» What to work on: Copy out all of the following rows character for character, with no changes to any text or number.

» Task inputs:
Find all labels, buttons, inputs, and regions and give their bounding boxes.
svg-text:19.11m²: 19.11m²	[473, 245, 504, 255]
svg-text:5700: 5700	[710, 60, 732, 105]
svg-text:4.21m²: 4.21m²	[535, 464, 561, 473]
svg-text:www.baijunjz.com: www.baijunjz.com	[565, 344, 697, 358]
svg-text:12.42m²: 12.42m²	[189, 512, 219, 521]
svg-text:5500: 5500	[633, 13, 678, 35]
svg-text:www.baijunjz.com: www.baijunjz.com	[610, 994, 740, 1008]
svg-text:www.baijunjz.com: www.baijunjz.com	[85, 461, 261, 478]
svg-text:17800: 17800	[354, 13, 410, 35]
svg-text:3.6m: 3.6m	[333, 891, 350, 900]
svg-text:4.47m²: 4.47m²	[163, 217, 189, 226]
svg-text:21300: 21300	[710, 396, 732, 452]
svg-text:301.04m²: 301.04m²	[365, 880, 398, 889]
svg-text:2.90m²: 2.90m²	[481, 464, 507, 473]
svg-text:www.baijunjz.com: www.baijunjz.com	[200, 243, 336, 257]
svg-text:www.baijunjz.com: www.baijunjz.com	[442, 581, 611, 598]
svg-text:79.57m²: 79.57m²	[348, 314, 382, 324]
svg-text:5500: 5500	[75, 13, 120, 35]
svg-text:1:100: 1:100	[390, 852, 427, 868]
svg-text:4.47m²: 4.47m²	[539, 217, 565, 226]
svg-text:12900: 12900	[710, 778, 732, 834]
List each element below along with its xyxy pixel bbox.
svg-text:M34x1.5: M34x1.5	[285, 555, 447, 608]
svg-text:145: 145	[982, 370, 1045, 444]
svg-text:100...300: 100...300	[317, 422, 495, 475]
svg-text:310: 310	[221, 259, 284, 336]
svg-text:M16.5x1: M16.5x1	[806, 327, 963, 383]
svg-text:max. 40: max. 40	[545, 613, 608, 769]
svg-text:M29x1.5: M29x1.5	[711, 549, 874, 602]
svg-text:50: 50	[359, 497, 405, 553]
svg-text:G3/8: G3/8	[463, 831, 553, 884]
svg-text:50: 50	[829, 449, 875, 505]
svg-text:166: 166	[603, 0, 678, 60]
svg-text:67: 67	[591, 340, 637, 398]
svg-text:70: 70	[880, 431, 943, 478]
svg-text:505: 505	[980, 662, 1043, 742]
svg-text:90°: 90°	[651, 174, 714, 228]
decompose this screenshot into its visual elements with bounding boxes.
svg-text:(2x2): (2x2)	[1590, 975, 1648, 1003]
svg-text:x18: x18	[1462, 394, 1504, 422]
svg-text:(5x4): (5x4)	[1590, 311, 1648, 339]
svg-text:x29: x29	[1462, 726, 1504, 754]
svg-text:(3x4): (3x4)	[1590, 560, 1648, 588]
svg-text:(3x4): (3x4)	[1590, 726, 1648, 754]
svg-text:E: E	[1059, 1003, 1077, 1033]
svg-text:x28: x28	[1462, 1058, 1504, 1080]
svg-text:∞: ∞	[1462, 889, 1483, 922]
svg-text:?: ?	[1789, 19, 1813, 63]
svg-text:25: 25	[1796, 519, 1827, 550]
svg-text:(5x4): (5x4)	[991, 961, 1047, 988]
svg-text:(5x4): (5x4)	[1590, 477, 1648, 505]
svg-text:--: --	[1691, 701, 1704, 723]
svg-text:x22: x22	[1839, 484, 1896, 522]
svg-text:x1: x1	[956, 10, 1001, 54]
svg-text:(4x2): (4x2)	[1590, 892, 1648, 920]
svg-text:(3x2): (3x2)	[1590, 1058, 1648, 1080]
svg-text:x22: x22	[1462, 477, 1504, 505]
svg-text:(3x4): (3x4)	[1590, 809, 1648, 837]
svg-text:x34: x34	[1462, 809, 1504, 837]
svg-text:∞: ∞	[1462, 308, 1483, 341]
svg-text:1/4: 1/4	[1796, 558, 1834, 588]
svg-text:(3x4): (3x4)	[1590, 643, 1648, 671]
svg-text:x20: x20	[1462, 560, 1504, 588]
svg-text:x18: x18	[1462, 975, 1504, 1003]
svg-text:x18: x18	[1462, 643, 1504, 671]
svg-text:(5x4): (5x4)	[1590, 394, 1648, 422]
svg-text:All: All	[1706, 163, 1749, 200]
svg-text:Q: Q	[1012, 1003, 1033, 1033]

» Task result:
Find all labels, buttons, inputs, and regions and give their bounding boxes.
svg-text:19.11m²: 19.11m²	[473, 245, 504, 255]
svg-text:5700: 5700	[710, 60, 732, 105]
svg-text:4.21m²: 4.21m²	[535, 464, 561, 473]
svg-text:www.baijunjz.com: www.baijunjz.com	[565, 344, 697, 358]
svg-text:12.42m²: 12.42m²	[189, 512, 219, 521]
svg-text:5500: 5500	[633, 13, 678, 35]
svg-text:www.baijunjz.com: www.baijunjz.com	[610, 994, 740, 1008]
svg-text:www.baijunjz.com: www.baijunjz.com	[85, 461, 261, 478]
svg-text:17800: 17800	[354, 13, 410, 35]
svg-text:3.6m: 3.6m	[333, 891, 350, 900]
svg-text:4.47m²: 4.47m²	[163, 217, 189, 226]
svg-text:21300: 21300	[710, 396, 732, 452]
svg-text:301.04m²: 301.04m²	[365, 880, 398, 889]
svg-text:2.90m²: 2.90m²	[481, 464, 507, 473]
svg-text:www.baijunjz.com: www.baijunjz.com	[200, 243, 336, 257]
svg-text:www.baijunjz.com: www.baijunjz.com	[442, 581, 611, 598]
svg-text:79.57m²: 79.57m²	[348, 314, 382, 324]
svg-text:5500: 5500	[75, 13, 120, 35]
svg-text:1:100: 1:100	[390, 852, 427, 868]
svg-text:4.47m²: 4.47m²	[539, 217, 565, 226]
svg-text:12900: 12900	[710, 778, 732, 834]
List each element below along with its xyxy pixel bbox.
svg-text:M34x1.5: M34x1.5	[285, 555, 447, 608]
svg-text:145: 145	[982, 370, 1045, 444]
svg-text:100...300: 100...300	[317, 422, 495, 475]
svg-text:310: 310	[221, 259, 284, 336]
svg-text:M16.5x1: M16.5x1	[806, 327, 963, 383]
svg-text:max. 40: max. 40	[545, 613, 608, 769]
svg-text:M29x1.5: M29x1.5	[711, 549, 874, 602]
svg-text:50: 50	[359, 497, 405, 553]
svg-text:G3/8: G3/8	[463, 831, 553, 884]
svg-text:50: 50	[829, 449, 875, 505]
svg-text:166: 166	[603, 0, 678, 60]
svg-text:67: 67	[591, 340, 637, 398]
svg-text:70: 70	[880, 431, 943, 478]
svg-text:505: 505	[980, 662, 1043, 742]
svg-text:90°: 90°	[651, 174, 714, 228]
decompose this screenshot into its visual elements with bounding boxes.
svg-text:(2x2): (2x2)	[1590, 975, 1648, 1003]
svg-text:x18: x18	[1462, 394, 1504, 422]
svg-text:(5x4): (5x4)	[1590, 311, 1648, 339]
svg-text:x29: x29	[1462, 726, 1504, 754]
svg-text:(3x4): (3x4)	[1590, 560, 1648, 588]
svg-text:(3x4): (3x4)	[1590, 726, 1648, 754]
svg-text:E: E	[1059, 1003, 1077, 1033]
svg-text:x28: x28	[1462, 1058, 1504, 1080]
svg-text:∞: ∞	[1462, 889, 1483, 922]
svg-text:?: ?	[1789, 19, 1813, 63]
svg-text:25: 25	[1796, 519, 1827, 550]
svg-text:(5x4): (5x4)	[991, 961, 1047, 988]
svg-text:(5x4): (5x4)	[1590, 477, 1648, 505]
svg-text:--: --	[1691, 701, 1704, 723]
svg-text:x22: x22	[1839, 484, 1896, 522]
svg-text:x1: x1	[956, 10, 1001, 54]
svg-text:(4x2): (4x2)	[1590, 892, 1648, 920]
svg-text:(3x2): (3x2)	[1590, 1058, 1648, 1080]
svg-text:x22: x22	[1462, 477, 1504, 505]
svg-text:(3x4): (3x4)	[1590, 809, 1648, 837]
svg-text:x34: x34	[1462, 809, 1504, 837]
svg-text:∞: ∞	[1462, 308, 1483, 341]
svg-text:1/4: 1/4	[1796, 558, 1834, 588]
svg-text:(3x4): (3x4)	[1590, 643, 1648, 671]
svg-text:x20: x20	[1462, 560, 1504, 588]
svg-text:x18: x18	[1462, 975, 1504, 1003]
svg-text:x18: x18	[1462, 643, 1504, 671]
svg-text:(5x4): (5x4)	[1590, 394, 1648, 422]
svg-text:All: All	[1706, 163, 1749, 200]
svg-text:Q: Q	[1012, 1003, 1033, 1033]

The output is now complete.